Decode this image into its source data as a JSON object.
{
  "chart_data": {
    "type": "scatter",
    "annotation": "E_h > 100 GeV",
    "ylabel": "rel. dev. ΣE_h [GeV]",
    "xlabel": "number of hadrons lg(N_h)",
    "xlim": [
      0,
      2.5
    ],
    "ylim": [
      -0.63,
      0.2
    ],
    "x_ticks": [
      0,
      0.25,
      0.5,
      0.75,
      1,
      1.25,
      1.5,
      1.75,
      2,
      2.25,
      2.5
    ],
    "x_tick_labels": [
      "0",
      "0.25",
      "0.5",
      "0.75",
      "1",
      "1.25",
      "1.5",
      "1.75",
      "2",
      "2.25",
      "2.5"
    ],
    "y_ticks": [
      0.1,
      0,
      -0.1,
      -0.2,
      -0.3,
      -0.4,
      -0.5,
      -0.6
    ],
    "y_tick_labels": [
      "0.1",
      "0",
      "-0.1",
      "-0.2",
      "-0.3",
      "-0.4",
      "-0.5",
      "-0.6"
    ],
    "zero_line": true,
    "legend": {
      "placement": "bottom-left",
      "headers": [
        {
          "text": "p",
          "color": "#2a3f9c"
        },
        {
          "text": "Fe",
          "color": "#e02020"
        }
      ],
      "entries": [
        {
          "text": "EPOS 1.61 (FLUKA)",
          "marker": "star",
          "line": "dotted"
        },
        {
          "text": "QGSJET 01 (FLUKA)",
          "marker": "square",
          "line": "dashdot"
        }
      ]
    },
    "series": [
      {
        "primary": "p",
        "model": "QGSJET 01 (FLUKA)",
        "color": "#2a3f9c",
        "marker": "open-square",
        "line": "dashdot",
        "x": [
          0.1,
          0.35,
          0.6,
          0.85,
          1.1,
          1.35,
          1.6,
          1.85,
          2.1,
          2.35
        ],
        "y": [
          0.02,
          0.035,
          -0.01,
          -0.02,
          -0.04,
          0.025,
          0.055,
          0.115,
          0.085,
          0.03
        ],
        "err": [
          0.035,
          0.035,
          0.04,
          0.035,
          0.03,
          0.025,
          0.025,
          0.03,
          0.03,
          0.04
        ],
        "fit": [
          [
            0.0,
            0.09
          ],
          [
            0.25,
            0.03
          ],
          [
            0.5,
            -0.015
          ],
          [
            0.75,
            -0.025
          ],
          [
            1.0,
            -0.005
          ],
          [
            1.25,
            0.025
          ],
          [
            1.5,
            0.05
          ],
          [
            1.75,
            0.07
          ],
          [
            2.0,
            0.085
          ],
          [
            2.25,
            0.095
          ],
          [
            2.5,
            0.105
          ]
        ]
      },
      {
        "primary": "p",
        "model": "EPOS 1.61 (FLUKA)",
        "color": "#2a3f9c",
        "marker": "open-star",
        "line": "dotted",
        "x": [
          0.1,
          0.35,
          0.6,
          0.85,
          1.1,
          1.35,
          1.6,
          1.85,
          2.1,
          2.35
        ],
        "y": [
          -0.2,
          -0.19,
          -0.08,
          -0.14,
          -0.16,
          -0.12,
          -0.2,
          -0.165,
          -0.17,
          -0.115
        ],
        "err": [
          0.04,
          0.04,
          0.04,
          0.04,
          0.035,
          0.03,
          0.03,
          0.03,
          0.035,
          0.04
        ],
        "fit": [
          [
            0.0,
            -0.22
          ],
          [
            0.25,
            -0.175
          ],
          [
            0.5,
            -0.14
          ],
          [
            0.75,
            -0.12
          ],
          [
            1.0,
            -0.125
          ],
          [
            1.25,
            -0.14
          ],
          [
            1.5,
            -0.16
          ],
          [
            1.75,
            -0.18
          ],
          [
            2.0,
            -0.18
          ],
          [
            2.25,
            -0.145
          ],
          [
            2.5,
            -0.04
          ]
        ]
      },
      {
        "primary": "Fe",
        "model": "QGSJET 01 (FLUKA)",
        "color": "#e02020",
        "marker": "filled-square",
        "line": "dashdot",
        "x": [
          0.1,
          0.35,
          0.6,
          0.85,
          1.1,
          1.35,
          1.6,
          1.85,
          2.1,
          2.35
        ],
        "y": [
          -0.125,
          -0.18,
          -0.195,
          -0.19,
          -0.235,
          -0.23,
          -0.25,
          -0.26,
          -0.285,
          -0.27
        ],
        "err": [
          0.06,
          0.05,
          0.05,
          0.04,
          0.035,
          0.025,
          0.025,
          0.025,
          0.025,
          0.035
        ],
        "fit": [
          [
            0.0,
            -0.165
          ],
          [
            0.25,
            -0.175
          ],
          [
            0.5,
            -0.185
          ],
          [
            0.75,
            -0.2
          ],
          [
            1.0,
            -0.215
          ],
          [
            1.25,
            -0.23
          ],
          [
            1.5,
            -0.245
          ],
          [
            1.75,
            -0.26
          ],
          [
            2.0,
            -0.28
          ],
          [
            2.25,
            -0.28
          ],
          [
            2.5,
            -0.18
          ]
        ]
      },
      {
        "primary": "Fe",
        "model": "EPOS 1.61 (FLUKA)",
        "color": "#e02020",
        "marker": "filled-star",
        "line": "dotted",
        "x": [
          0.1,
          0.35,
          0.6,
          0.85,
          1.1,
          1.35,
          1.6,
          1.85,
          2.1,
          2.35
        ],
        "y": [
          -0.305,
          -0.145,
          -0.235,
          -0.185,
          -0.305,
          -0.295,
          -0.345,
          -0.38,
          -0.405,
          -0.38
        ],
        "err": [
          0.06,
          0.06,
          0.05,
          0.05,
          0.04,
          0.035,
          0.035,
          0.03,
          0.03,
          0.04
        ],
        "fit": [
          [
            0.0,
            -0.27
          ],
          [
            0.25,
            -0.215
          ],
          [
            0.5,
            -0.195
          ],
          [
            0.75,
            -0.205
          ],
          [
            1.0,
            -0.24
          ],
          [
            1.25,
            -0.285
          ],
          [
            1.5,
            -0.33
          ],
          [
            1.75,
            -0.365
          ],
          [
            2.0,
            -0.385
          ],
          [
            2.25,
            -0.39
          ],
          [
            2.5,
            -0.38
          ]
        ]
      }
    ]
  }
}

────────

* [Your objective]
Going through the entries above, report how many lines include the string "star". The number alone is the answer.

* [In response]
3